** Supplied material **
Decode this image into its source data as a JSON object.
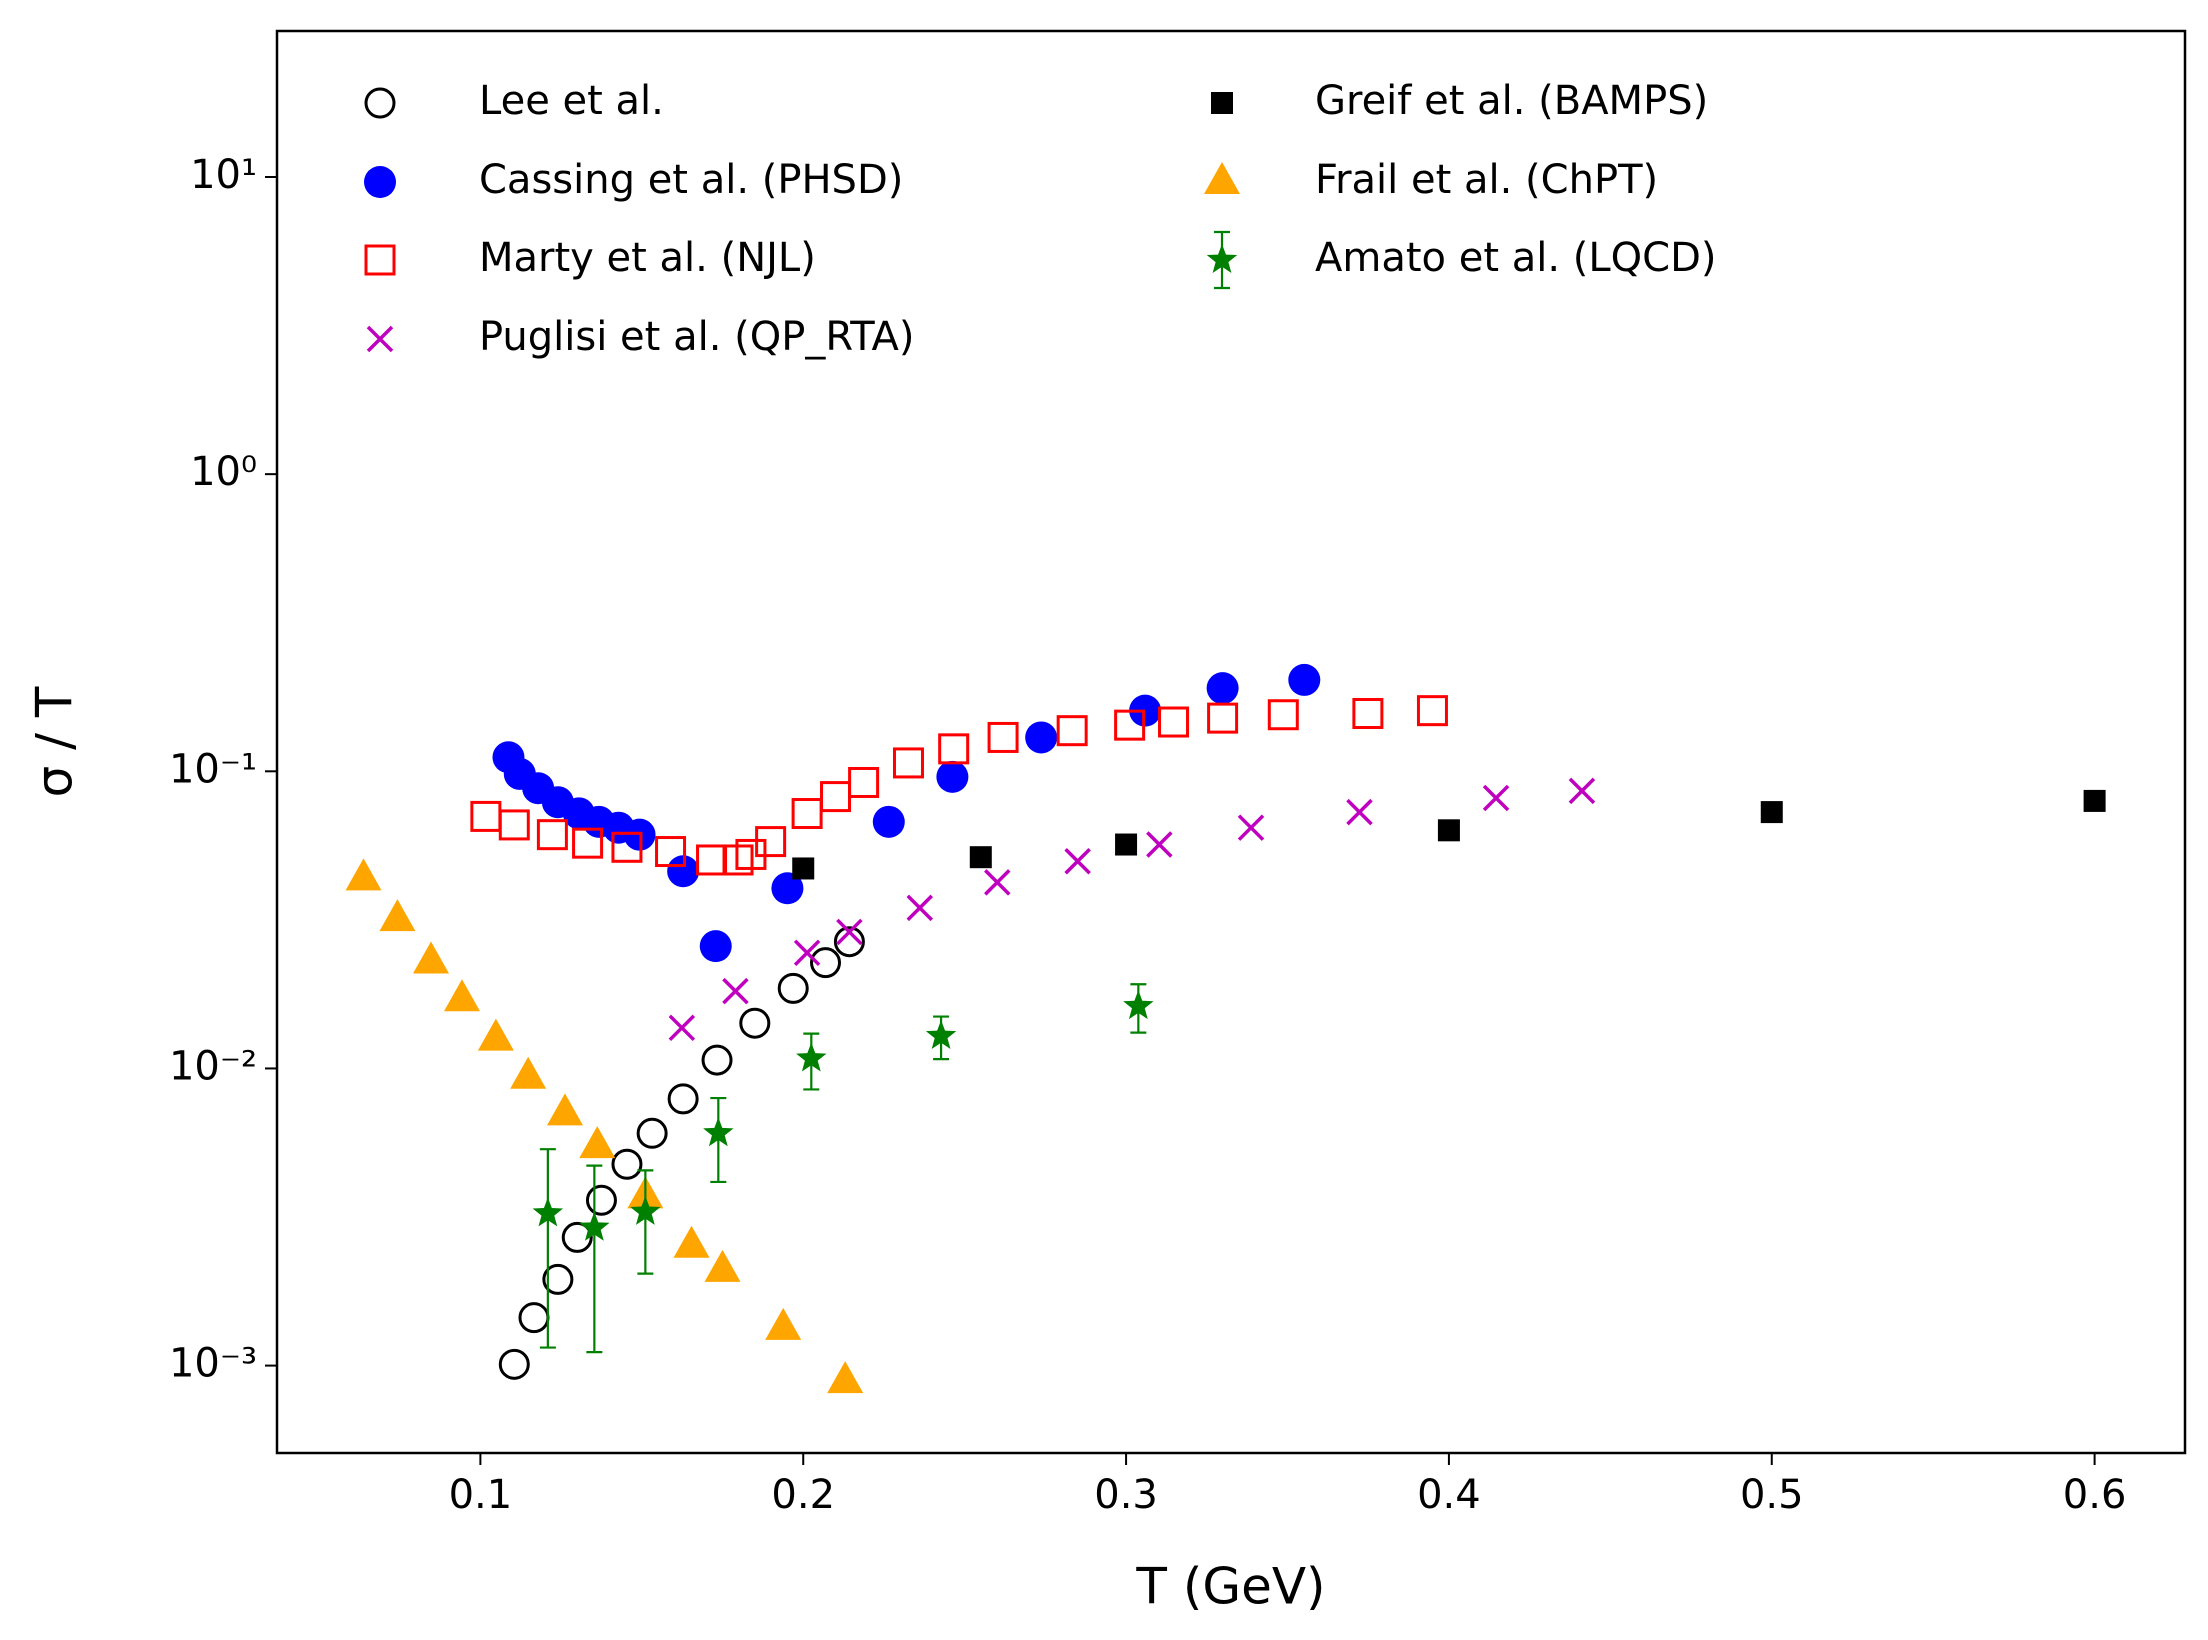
{
  "chart_data": {
    "type": "scatter",
    "xlabel": "T (GeV)",
    "ylabel": "σ / T",
    "xlim": [
      0.037,
      0.628
    ],
    "ylim": [
      0.000508,
      31
    ],
    "yscale": "log",
    "xticks": [
      0.1,
      0.2,
      0.3,
      0.4,
      0.5,
      0.6
    ],
    "yticks": [
      {
        "value": 0.001,
        "label": "10⁻³"
      },
      {
        "value": 0.01,
        "label": "10⁻²"
      },
      {
        "value": 0.1,
        "label": "10⁻¹"
      },
      {
        "value": 1,
        "label": "10⁰"
      },
      {
        "value": 10,
        "label": "10¹"
      }
    ],
    "legend": "upper left",
    "series": [
      {
        "name": "Lee et al.",
        "color": "#000000",
        "marker": "open-circle",
        "x": [
          0.1105,
          0.1166,
          0.124,
          0.13,
          0.1375,
          0.1454,
          0.1532,
          0.1628,
          0.1733,
          0.185,
          0.1969,
          0.2069,
          0.2143
        ],
        "values": [
          0.00101,
          0.00145,
          0.00195,
          0.0027,
          0.0036,
          0.00476,
          0.00605,
          0.0079,
          0.01067,
          0.0142,
          0.0186,
          0.0227,
          0.0267
        ]
      },
      {
        "name": "Cassing et al. (PHSD)",
        "color": "#0000ff",
        "marker": "circle",
        "x": [
          0.1087,
          0.1122,
          0.1179,
          0.124,
          0.1305,
          0.1367,
          0.1428,
          0.1493,
          0.1628,
          0.1729,
          0.1951,
          0.2265,
          0.2462,
          0.2737,
          0.3059,
          0.3299,
          0.3552
        ],
        "values": [
          0.1115,
          0.098,
          0.0877,
          0.0787,
          0.0722,
          0.0676,
          0.0646,
          0.0612,
          0.0461,
          0.0258,
          0.0404,
          0.0676,
          0.0958,
          0.13,
          0.16,
          0.1905,
          0.203
        ]
      },
      {
        "name": "Marty et al. (NJL)",
        "color": "#ff0000",
        "marker": "open-square",
        "x": [
          0.1017,
          0.1105,
          0.1223,
          0.1332,
          0.1454,
          0.1589,
          0.1716,
          0.1798,
          0.1838,
          0.1899,
          0.2012,
          0.21,
          0.2187,
          0.2326,
          0.2466,
          0.2619,
          0.2833,
          0.3011,
          0.3147,
          0.3299,
          0.3487,
          0.3749,
          0.3949
        ],
        "values": [
          0.0705,
          0.066,
          0.0612,
          0.0573,
          0.0555,
          0.0537,
          0.0503,
          0.0503,
          0.0525,
          0.058,
          0.0721,
          0.0822,
          0.0917,
          0.1067,
          0.119,
          0.13,
          0.137,
          0.143,
          0.1465,
          0.151,
          0.155,
          0.1565,
          0.16
        ]
      },
      {
        "name": "Puglisi et al. (QP_RTA)",
        "color": "#bf00bf",
        "marker": "x",
        "x": [
          0.1624,
          0.179,
          0.2012,
          0.2143,
          0.2361,
          0.2601,
          0.285,
          0.3103,
          0.3387,
          0.3723,
          0.4146,
          0.4412
        ],
        "values": [
          0.0137,
          0.0182,
          0.0245,
          0.0288,
          0.0347,
          0.0423,
          0.0498,
          0.0567,
          0.0646,
          0.0729,
          0.0813,
          0.0859
        ]
      },
      {
        "name": "Greif et al. (BAMPS)",
        "color": "#000000",
        "marker": "square",
        "x": [
          0.2,
          0.255,
          0.3,
          0.4,
          0.5,
          0.6
        ],
        "values": [
          0.0471,
          0.0514,
          0.0567,
          0.0633,
          0.0729,
          0.0795
        ]
      },
      {
        "name": "Frail et al. (ChPT)",
        "color": "#ffa500",
        "marker": "triangle",
        "x": [
          0.0638,
          0.0743,
          0.0847,
          0.0943,
          0.1048,
          0.1148,
          0.1262,
          0.1362,
          0.1511,
          0.1654,
          0.175,
          0.1938,
          0.213
        ],
        "values": [
          0.0436,
          0.0318,
          0.0229,
          0.0171,
          0.0126,
          0.00938,
          0.00706,
          0.00548,
          0.00371,
          0.00253,
          0.0021,
          0.00134,
          0.000887
        ]
      },
      {
        "name": "Amato et al. (LQCD)",
        "color": "#008000",
        "marker": "star",
        "x": [
          0.1209,
          0.1353,
          0.1511,
          0.1737,
          0.2025,
          0.2427,
          0.3038
        ],
        "values": [
          0.00325,
          0.00291,
          0.00329,
          0.00605,
          0.0108,
          0.01285,
          0.0162
        ],
        "errors": [
          0.0021,
          0.0018,
          0.00125,
          0.0019,
          0.0023,
          0.0021,
          0.003
        ]
      }
    ]
  }
}
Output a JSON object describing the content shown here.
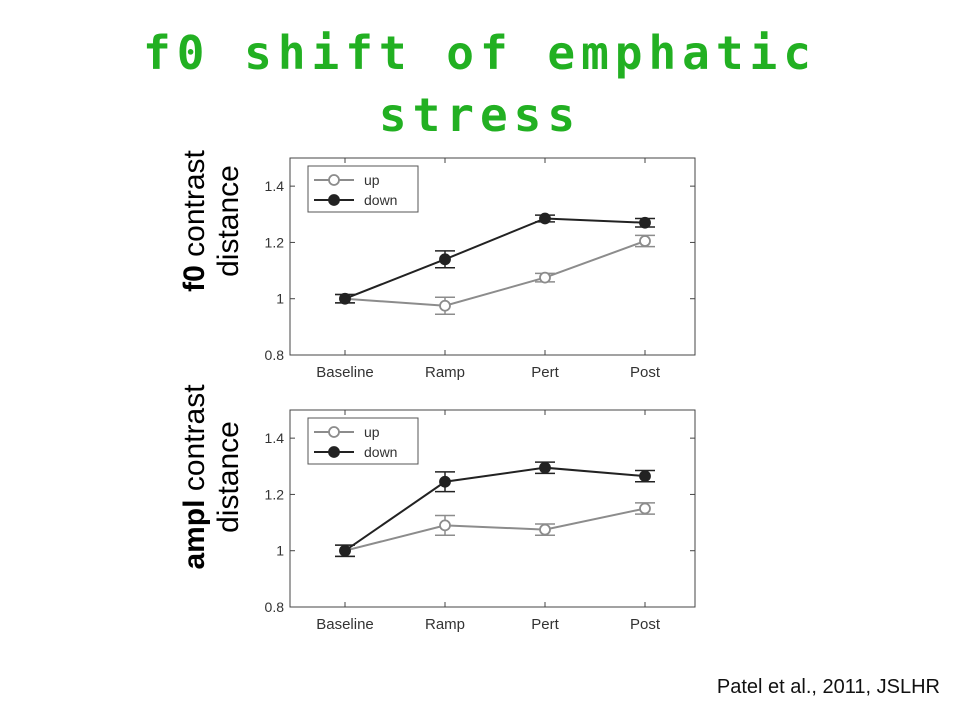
{
  "slide": {
    "title_line1": "f0 shift of emphatic",
    "title_line2": "stress",
    "title_color": "#22b022",
    "citation": "Patel et al., 2011, JSLHR"
  },
  "ylabels": {
    "top": {
      "bold": "f0",
      "rest": " contrast distance"
    },
    "bottom": {
      "bold": "ampl",
      "rest": " contrast distance"
    }
  },
  "chart_data": [
    {
      "type": "line",
      "categories": [
        "Baseline",
        "Ramp",
        "Pert",
        "Post"
      ],
      "ylim": [
        0.8,
        1.5
      ],
      "yticks": [
        0.8,
        1,
        1.2,
        1.4
      ],
      "ytick_labels": [
        "0.8",
        "1",
        "1.2",
        "1.4"
      ],
      "legend_position": "top-left",
      "series": [
        {
          "name": "up",
          "values": [
            1.0,
            0.975,
            1.075,
            1.205
          ],
          "errors": [
            0.015,
            0.03,
            0.015,
            0.02
          ],
          "color": "#8c8c8c",
          "marker": "open-circle"
        },
        {
          "name": "down",
          "values": [
            1.0,
            1.14,
            1.285,
            1.27
          ],
          "errors": [
            0.015,
            0.03,
            0.012,
            0.015
          ],
          "color": "#222222",
          "marker": "filled-circle"
        }
      ]
    },
    {
      "type": "line",
      "categories": [
        "Baseline",
        "Ramp",
        "Pert",
        "Post"
      ],
      "ylim": [
        0.8,
        1.5
      ],
      "yticks": [
        0.8,
        1,
        1.2,
        1.4
      ],
      "ytick_labels": [
        "0.8",
        "1",
        "1.2",
        "1.4"
      ],
      "legend_position": "top-left",
      "series": [
        {
          "name": "up",
          "values": [
            1.0,
            1.09,
            1.075,
            1.15
          ],
          "errors": [
            0.02,
            0.035,
            0.02,
            0.02
          ],
          "color": "#8c8c8c",
          "marker": "open-circle"
        },
        {
          "name": "down",
          "values": [
            1.0,
            1.245,
            1.295,
            1.265
          ],
          "errors": [
            0.02,
            0.035,
            0.02,
            0.02
          ],
          "color": "#222222",
          "marker": "filled-circle"
        }
      ]
    }
  ]
}
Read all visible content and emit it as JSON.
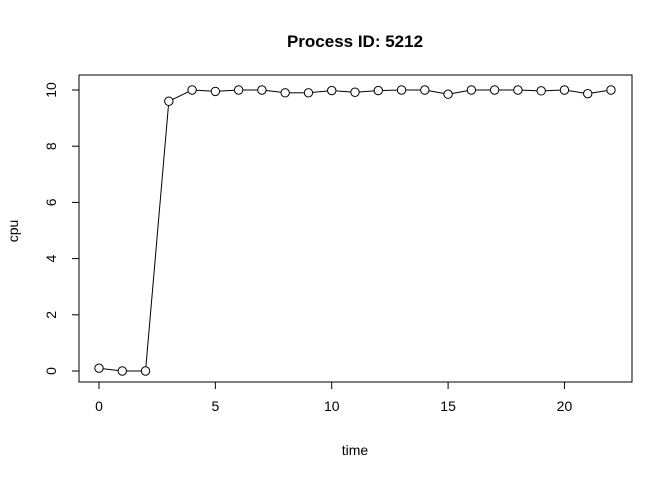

** Task prompt **
Single out each line of the records above with the string "content" in it, and copy it.

** Solution to this problem **
Output a JSON object describing the content shown here.
Read all visible content and emit it as JSON.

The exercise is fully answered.